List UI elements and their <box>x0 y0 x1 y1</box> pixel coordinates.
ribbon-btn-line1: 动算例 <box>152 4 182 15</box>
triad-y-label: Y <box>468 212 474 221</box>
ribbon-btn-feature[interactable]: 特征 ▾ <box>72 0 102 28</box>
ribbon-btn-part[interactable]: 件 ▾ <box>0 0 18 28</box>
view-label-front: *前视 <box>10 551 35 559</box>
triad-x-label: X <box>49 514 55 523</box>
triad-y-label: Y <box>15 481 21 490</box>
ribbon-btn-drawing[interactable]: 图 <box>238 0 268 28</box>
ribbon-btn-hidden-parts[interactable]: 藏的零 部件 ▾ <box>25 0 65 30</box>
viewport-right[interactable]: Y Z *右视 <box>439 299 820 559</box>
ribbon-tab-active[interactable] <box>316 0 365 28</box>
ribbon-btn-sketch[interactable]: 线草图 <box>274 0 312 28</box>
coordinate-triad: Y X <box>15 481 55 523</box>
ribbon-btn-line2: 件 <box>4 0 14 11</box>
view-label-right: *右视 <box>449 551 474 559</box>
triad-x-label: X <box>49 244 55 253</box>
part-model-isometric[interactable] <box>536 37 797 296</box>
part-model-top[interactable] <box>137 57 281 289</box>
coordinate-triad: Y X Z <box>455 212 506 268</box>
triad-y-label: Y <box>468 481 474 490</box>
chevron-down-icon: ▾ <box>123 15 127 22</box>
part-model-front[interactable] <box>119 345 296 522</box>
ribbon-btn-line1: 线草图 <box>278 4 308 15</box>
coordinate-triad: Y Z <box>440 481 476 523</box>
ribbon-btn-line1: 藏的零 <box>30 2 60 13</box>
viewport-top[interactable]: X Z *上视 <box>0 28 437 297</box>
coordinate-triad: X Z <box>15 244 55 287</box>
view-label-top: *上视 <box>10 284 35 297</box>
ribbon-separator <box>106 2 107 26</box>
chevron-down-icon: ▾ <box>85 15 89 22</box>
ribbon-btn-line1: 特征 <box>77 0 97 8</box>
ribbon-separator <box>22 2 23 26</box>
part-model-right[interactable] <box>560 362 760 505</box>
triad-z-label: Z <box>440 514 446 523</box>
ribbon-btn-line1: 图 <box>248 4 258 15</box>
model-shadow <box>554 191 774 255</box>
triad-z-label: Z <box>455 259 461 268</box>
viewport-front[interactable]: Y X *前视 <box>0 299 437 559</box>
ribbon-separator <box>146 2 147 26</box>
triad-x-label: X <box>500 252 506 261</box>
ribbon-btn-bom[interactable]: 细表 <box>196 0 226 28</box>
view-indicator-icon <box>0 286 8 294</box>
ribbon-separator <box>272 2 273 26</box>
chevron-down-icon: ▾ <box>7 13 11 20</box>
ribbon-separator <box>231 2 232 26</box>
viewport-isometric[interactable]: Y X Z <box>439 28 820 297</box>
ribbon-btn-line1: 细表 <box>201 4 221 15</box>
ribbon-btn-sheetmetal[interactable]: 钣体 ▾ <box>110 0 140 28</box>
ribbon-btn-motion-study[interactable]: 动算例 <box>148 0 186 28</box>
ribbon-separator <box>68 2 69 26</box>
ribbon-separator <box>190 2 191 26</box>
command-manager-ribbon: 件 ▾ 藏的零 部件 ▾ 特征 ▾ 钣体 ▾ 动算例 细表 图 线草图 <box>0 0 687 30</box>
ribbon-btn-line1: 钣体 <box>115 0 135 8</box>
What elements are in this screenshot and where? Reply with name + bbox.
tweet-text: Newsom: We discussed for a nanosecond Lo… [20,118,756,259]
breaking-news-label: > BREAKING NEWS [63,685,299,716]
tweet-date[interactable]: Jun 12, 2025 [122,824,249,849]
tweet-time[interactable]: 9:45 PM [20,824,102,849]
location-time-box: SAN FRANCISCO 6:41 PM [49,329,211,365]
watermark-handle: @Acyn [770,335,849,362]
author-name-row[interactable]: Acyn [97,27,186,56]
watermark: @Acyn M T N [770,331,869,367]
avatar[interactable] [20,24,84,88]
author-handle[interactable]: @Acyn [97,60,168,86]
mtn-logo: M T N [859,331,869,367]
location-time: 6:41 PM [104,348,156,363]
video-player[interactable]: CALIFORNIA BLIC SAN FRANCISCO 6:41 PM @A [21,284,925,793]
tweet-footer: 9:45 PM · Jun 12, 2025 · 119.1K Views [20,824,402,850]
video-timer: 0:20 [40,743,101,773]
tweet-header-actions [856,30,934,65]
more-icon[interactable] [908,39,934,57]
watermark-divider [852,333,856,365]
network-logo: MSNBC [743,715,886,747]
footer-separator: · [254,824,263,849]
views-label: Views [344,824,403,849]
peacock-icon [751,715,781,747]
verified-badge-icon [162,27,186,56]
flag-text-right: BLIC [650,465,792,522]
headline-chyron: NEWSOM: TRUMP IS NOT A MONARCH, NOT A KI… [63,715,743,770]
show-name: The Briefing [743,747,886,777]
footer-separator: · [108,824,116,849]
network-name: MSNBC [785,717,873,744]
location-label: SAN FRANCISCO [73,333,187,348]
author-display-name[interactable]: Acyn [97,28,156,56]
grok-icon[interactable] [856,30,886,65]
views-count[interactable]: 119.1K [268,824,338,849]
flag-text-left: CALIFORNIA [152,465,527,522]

════

> _STATED EXERCISE_: Please return every line of the records above unchanged, character for character.

> _ANSWER IN FULL_:
List UI elements and their <box>x0 y0 x1 y1</box> pixel coordinates.
ribbon-btn-line1: 动算例 <box>152 4 182 15</box>
triad-y-label: Y <box>468 212 474 221</box>
ribbon-btn-feature[interactable]: 特征 ▾ <box>72 0 102 28</box>
ribbon-btn-part[interactable]: 件 ▾ <box>0 0 18 28</box>
view-label-front: *前视 <box>10 551 35 559</box>
triad-x-label: X <box>49 514 55 523</box>
triad-y-label: Y <box>15 481 21 490</box>
ribbon-btn-drawing[interactable]: 图 <box>238 0 268 28</box>
ribbon-btn-hidden-parts[interactable]: 藏的零 部件 ▾ <box>25 0 65 30</box>
viewport-right[interactable]: Y Z *右视 <box>439 299 820 559</box>
ribbon-tab-active[interactable] <box>316 0 365 28</box>
ribbon-btn-sketch[interactable]: 线草图 <box>274 0 312 28</box>
coordinate-triad: Y X <box>15 481 55 523</box>
ribbon-btn-line2: 件 <box>4 0 14 11</box>
view-label-right: *右视 <box>449 551 474 559</box>
triad-x-label: X <box>49 244 55 253</box>
part-model-isometric[interactable] <box>536 37 797 296</box>
part-model-top[interactable] <box>137 57 281 289</box>
coordinate-triad: Y X Z <box>455 212 506 268</box>
triad-y-label: Y <box>468 481 474 490</box>
chevron-down-icon: ▾ <box>123 15 127 22</box>
part-model-front[interactable] <box>119 345 296 522</box>
ribbon-btn-line1: 线草图 <box>278 4 308 15</box>
coordinate-triad: Y Z <box>440 481 476 523</box>
ribbon-btn-line1: 藏的零 <box>30 2 60 13</box>
viewport-top[interactable]: X Z *上视 <box>0 28 437 297</box>
coordinate-triad: X Z <box>15 244 55 287</box>
view-label-top: *上视 <box>10 284 35 297</box>
ribbon-separator <box>106 2 107 26</box>
chevron-down-icon: ▾ <box>85 15 89 22</box>
ribbon-btn-line1: 特征 <box>77 0 97 8</box>
ribbon-separator <box>22 2 23 26</box>
part-model-right[interactable] <box>560 362 760 505</box>
triad-z-label: Z <box>440 514 446 523</box>
ribbon-btn-line1: 图 <box>248 4 258 15</box>
model-shadow <box>554 191 774 255</box>
triad-z-label: Z <box>455 259 461 268</box>
viewport-front[interactable]: Y X *前视 <box>0 299 437 559</box>
ribbon-separator <box>146 2 147 26</box>
triad-x-label: X <box>500 252 506 261</box>
ribbon-btn-bom[interactable]: 细表 <box>196 0 226 28</box>
view-indicator-icon <box>0 286 8 294</box>
ribbon-separator <box>272 2 273 26</box>
chevron-down-icon: ▾ <box>7 13 11 20</box>
ribbon-separator <box>231 2 232 26</box>
viewport-isometric[interactable]: Y X Z <box>439 28 820 297</box>
ribbon-btn-line1: 细表 <box>201 4 221 15</box>
ribbon-btn-sheetmetal[interactable]: 钣体 ▾ <box>110 0 140 28</box>
ribbon-btn-motion-study[interactable]: 动算例 <box>148 0 186 28</box>
ribbon-separator <box>68 2 69 26</box>
ribbon-separator <box>190 2 191 26</box>
command-manager-ribbon: 件 ▾ 藏的零 部件 ▾ 特征 ▾ 钣体 ▾ 动算例 细表 图 线草图 <box>0 0 687 30</box>
ribbon-btn-line1: 钣体 <box>115 0 135 8</box>
What elements are in this screenshot and where? Reply with name + bbox.
tweet-text: Newsom: We discussed for a nanosecond Lo… [20,118,756,259]
breaking-news-label: > BREAKING NEWS [63,685,299,716]
tweet-date[interactable]: Jun 12, 2025 [122,824,249,849]
tweet-time[interactable]: 9:45 PM [20,824,102,849]
location-time-box: SAN FRANCISCO 6:41 PM [49,329,211,365]
watermark-handle: @Acyn [770,335,849,362]
author-name-row[interactable]: Acyn [97,27,186,56]
watermark: @Acyn M T N [770,331,869,367]
avatar[interactable] [20,24,84,88]
author-handle[interactable]: @Acyn [97,60,168,86]
mtn-logo: M T N [859,331,869,367]
location-time: 6:41 PM [104,348,156,363]
video-player[interactable]: CALIFORNIA BLIC SAN FRANCISCO 6:41 PM @A [21,284,925,793]
tweet-footer: 9:45 PM · Jun 12, 2025 · 119.1K Views [20,824,402,850]
video-timer: 0:20 [40,743,101,773]
tweet-header-actions [856,30,934,65]
more-icon[interactable] [908,39,934,57]
watermark-divider [852,333,856,365]
network-logo: MSNBC [743,715,886,747]
footer-separator: · [254,824,263,849]
views-label: Views [344,824,403,849]
peacock-icon [751,715,781,747]
verified-badge-icon [162,27,186,56]
flag-text-right: BLIC [650,465,792,522]
headline-chyron: NEWSOM: TRUMP IS NOT A MONARCH, NOT A KI… [63,715,743,770]
show-name: The Briefing [743,747,886,777]
footer-separator: · [108,824,116,849]
network-name: MSNBC [785,717,873,744]
location-label: SAN FRANCISCO [73,333,187,348]
author-display-name[interactable]: Acyn [97,28,156,56]
grok-icon[interactable] [856,30,886,65]
views-count[interactable]: 119.1K [268,824,338,849]
flag-text-left: CALIFORNIA [152,465,527,522]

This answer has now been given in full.